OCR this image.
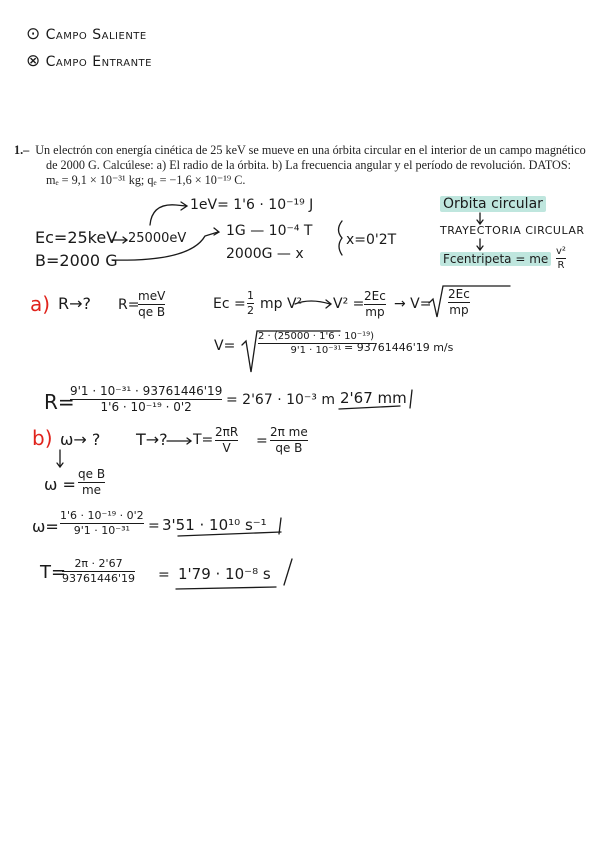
⊙ Campo Saliente
⊗ Campo Entrante

1.– Un electrón con energía cinética de 25 keV se mueve en una órbita circular en el interior de un campo magnético de 2000 G. Calcúlese: a) El radio de la órbita. b) La frecuencia angular y el período de revolución. DATOS: mₑ = 9,1 × 10⁻³¹ kg; qₑ = −1,6 × 10⁻¹⁹ C.

Ec=25keV 25000eV
1eV= 1'6 · 10⁻¹⁹ J
B=2000 G
1G — 10⁻⁴ T
2000G — x
x=0'2T
Orbita circular
TRAYECTORIA CIRCULAR
Fcentripeta = me
v²
R
a) R→? R=
meV
qe B
Ec =
1
2 mp V² V² = 2Ec
mp
→ V=
2Ec
mp
V=
2 · (25000 · 1'6 · 10⁻¹⁹)
9'1 · 10⁻³¹ = 93761446'19 m/s
R=
9'1 · 10⁻³¹ · 93761446'19
1'6 · 10⁻¹⁹ · 0'2	= 2'67 · 10⁻³ m 2'67 mm
b) ω→ ? T→? T= 2πR
V	=
2π me
qe B
ω =
qe B
me
ω=
1'6 · 10⁻¹⁹ · 0'2
9'1 · 10⁻³¹	= 3'51 · 10¹⁰ s⁻¹
T= 2π · 2'67
93761446'19 = 1'79 · 10⁻⁸ s
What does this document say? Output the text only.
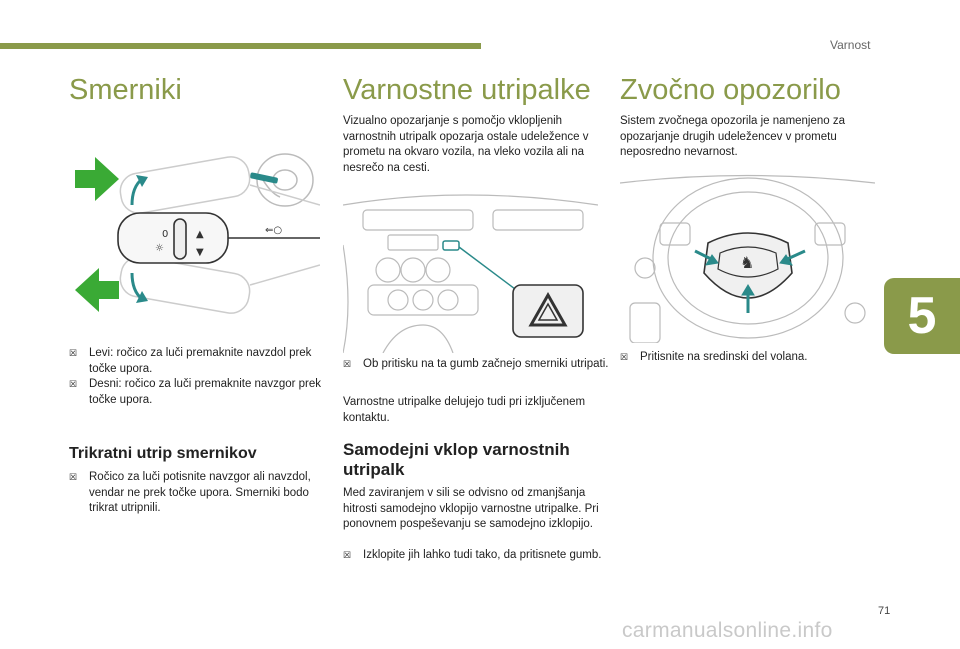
Varnost
5
Smerniki
0
☼
▲
▼
⇐○
☒ Levi: ročico za luči premaknite navzdol prek točke upora.
☒ Desni: ročico za luči premaknite navzgor prek točke upora.
Trikratni utrip smernikov
☒ Ročico za luči potisnite navzgor ali navzdol, vendar ne prek točke upora. Smerniki bodo trikrat utripnili.
Varnostne utripalke

Vizualno opozarjanje s pomočjo vklopljenih varnostnih utripalk opozarja ostale udeležence v prometu na okvaro vozila, na vleko vozila ali na nesrečo na cesti.

☒ Ob pritisku na ta gumb začnejo smerniki utripati.

Varnostne utripalke delujejo tudi pri izključenem kontaktu.

Samodejni vklop varnostnih utripalk

Med zaviranjem v sili se odvisno od zmanjšanja hitrosti samodejno vklopijo varnostne utripalke. Pri ponovnem pospeševanju se samodejno izklopijo.

☒ Izklopite jih lahko tudi tako, da pritisnete gumb.
Zvočno opozorilo

Sistem zvočnega opozorila je namenjeno za opozarjanje drugih udeležencev v prometu neposredno nevarnost.

♞
☒ Pritisnite na sredinski del volana.
71
carmanualsonline.info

### EXERCISE REQUIREMENTS:
Write out exactly the lines from the line holding "What does this" through the last line of the records above, inclusive, and nothing more. Leave out the pictures.

### FULL RESPONSE:
What does this document say? Output the text only.
Varnost
5
Smerniki
0
☼
▲
▼
⇐○
☒ Levi: ročico za luči premaknite navzdol prek točke upora.
☒ Desni: ročico za luči premaknite navzgor prek točke upora.
Trikratni utrip smernikov
☒ Ročico za luči potisnite navzgor ali navzdol, vendar ne prek točke upora. Smerniki bodo trikrat utripnili.
Varnostne utripalke

Vizualno opozarjanje s pomočjo vklopljenih varnostnih utripalk opozarja ostale udeležence v prometu na okvaro vozila, na vleko vozila ali na nesrečo na cesti.

☒ Ob pritisku na ta gumb začnejo smerniki utripati.

Varnostne utripalke delujejo tudi pri izključenem kontaktu.

Samodejni vklop varnostnih utripalk

Med zaviranjem v sili se odvisno od zmanjšanja hitrosti samodejno vklopijo varnostne utripalke. Pri ponovnem pospeševanju se samodejno izklopijo.

☒ Izklopite jih lahko tudi tako, da pritisnete gumb.
Zvočno opozorilo

Sistem zvočnega opozorila je namenjeno za opozarjanje drugih udeležencev v prometu neposredno nevarnost.

♞
☒ Pritisnite na sredinski del volana.
71
carmanualsonline.info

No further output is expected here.